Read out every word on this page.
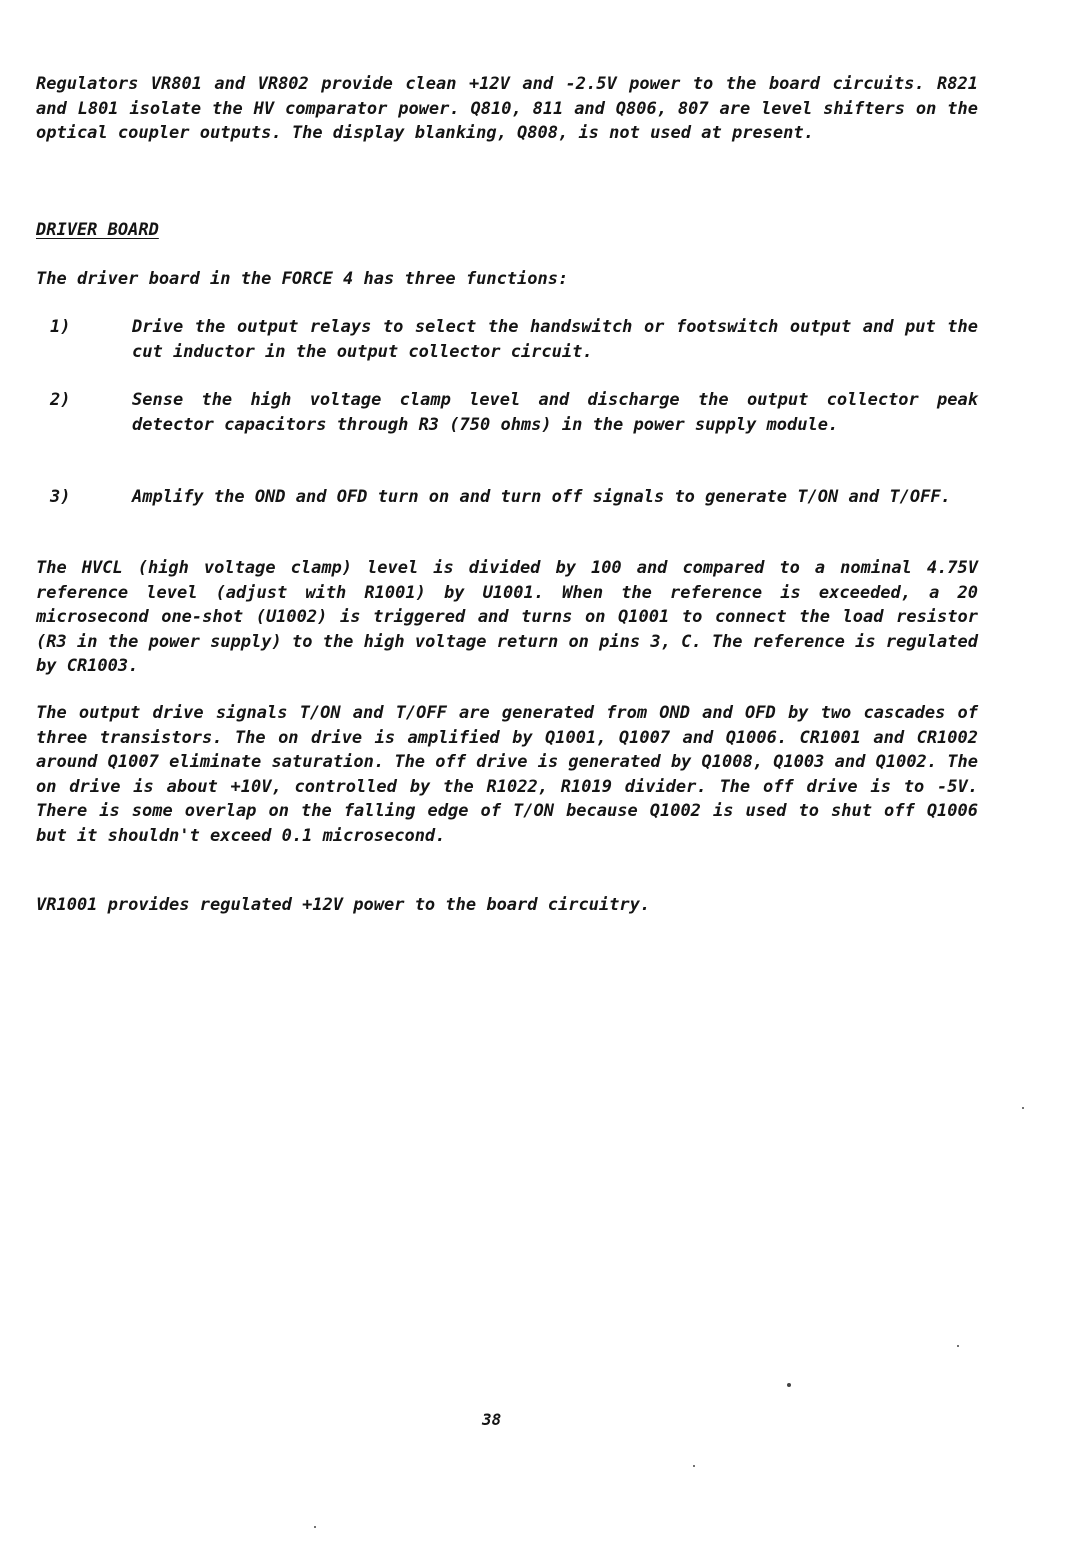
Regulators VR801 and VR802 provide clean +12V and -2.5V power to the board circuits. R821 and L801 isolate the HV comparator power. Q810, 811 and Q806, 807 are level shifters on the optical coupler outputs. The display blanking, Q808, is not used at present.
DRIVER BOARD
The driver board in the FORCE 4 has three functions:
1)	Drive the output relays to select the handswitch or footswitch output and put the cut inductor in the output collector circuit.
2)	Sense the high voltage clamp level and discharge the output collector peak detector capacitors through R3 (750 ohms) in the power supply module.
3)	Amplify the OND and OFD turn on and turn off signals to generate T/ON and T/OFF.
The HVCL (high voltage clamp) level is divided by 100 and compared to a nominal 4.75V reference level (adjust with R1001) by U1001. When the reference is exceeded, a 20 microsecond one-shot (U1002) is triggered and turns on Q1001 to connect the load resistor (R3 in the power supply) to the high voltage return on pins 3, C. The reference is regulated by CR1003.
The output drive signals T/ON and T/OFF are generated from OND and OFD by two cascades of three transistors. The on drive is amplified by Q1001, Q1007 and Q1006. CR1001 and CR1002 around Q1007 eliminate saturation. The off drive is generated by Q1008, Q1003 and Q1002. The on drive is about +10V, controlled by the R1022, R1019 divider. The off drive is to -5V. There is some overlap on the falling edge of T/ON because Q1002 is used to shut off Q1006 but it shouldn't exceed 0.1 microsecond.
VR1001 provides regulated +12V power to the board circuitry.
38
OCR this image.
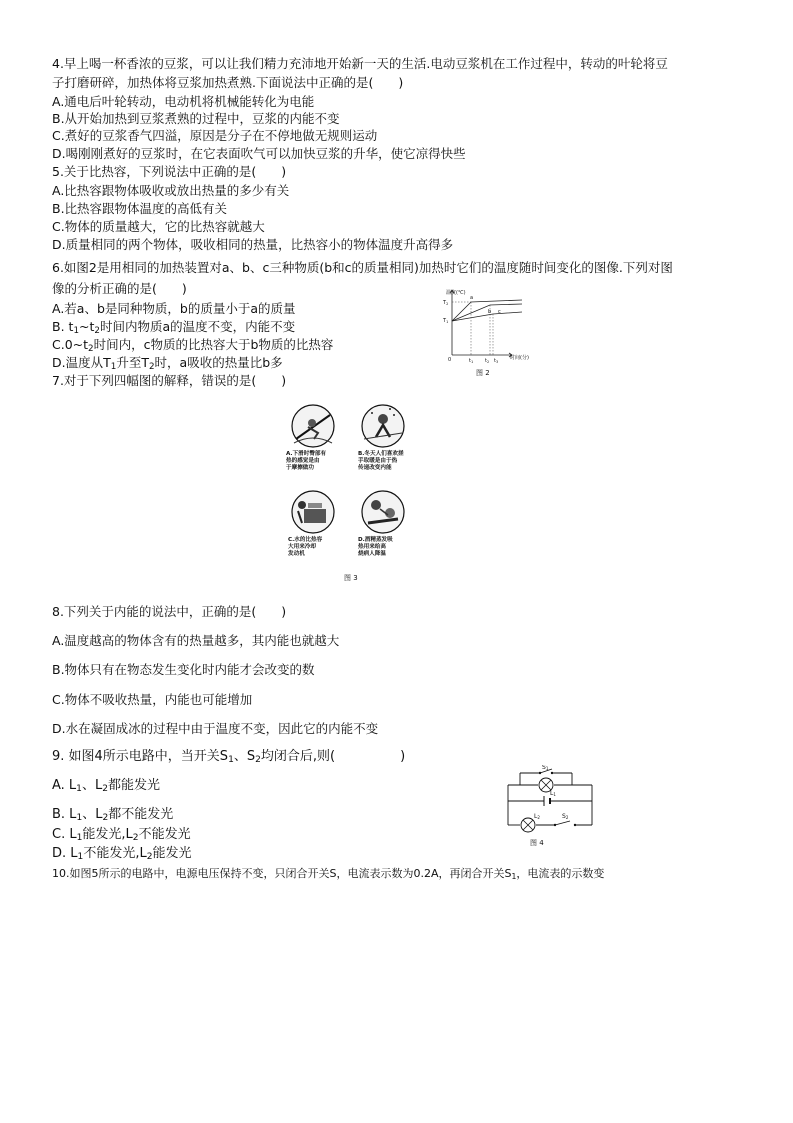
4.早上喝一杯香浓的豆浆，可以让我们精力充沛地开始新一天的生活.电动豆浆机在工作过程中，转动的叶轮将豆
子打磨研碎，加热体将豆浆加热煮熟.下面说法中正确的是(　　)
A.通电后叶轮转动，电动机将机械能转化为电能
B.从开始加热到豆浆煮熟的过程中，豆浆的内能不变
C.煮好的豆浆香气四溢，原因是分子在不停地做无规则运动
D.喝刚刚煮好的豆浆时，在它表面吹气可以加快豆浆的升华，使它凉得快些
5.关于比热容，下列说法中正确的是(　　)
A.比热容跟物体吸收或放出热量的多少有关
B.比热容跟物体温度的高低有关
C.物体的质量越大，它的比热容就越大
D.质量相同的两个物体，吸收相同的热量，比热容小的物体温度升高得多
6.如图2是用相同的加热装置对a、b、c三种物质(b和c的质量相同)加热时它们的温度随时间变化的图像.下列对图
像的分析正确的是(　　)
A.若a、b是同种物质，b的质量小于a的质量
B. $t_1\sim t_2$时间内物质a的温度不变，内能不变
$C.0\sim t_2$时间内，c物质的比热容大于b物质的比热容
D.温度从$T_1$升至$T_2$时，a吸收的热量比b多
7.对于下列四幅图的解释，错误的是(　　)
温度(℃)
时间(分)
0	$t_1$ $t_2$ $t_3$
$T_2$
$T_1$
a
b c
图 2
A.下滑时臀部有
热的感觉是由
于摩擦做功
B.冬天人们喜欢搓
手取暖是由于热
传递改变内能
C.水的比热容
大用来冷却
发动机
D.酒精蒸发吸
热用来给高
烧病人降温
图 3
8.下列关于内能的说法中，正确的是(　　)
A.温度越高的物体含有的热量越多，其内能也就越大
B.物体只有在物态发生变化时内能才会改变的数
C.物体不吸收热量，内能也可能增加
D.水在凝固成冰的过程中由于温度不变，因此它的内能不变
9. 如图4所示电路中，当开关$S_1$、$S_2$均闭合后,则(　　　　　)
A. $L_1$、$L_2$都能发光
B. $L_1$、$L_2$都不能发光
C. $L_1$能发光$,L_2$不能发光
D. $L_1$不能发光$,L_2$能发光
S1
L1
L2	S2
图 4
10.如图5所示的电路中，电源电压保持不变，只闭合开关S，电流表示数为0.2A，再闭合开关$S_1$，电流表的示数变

□ □ □ □ □ □ □

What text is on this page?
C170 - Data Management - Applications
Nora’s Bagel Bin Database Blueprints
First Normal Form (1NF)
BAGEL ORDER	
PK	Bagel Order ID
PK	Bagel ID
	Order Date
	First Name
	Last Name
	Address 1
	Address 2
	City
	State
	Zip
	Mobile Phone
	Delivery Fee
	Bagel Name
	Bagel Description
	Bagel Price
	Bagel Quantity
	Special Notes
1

□ □ □ □ □ □ □

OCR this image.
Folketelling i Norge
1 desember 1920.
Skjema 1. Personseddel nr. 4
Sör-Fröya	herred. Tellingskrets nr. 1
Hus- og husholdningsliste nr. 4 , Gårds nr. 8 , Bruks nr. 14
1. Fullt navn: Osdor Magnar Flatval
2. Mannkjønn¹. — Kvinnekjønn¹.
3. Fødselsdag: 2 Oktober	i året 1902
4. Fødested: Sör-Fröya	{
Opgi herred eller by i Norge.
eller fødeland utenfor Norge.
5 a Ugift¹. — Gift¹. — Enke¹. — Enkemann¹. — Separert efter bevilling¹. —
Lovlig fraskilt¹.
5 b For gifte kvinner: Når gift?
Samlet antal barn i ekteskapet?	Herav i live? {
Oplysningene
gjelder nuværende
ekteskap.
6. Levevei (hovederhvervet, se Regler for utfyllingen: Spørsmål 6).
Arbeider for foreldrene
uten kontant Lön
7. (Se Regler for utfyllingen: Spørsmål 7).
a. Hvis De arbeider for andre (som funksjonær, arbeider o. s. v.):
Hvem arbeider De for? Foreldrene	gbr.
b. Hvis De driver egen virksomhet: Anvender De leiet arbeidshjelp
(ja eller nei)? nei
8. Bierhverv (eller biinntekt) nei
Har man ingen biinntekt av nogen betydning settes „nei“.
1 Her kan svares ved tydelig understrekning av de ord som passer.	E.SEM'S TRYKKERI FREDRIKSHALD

□ □ □ □ □ □ □

Given instruction
Copy each line of the records containing the string "utfyllingen".

Result
6. Levevei (hovederhvervet, se Regler for utfyllingen: Spørsmål 6).
7. (Se Regler for utfyllingen: Spørsmål 7).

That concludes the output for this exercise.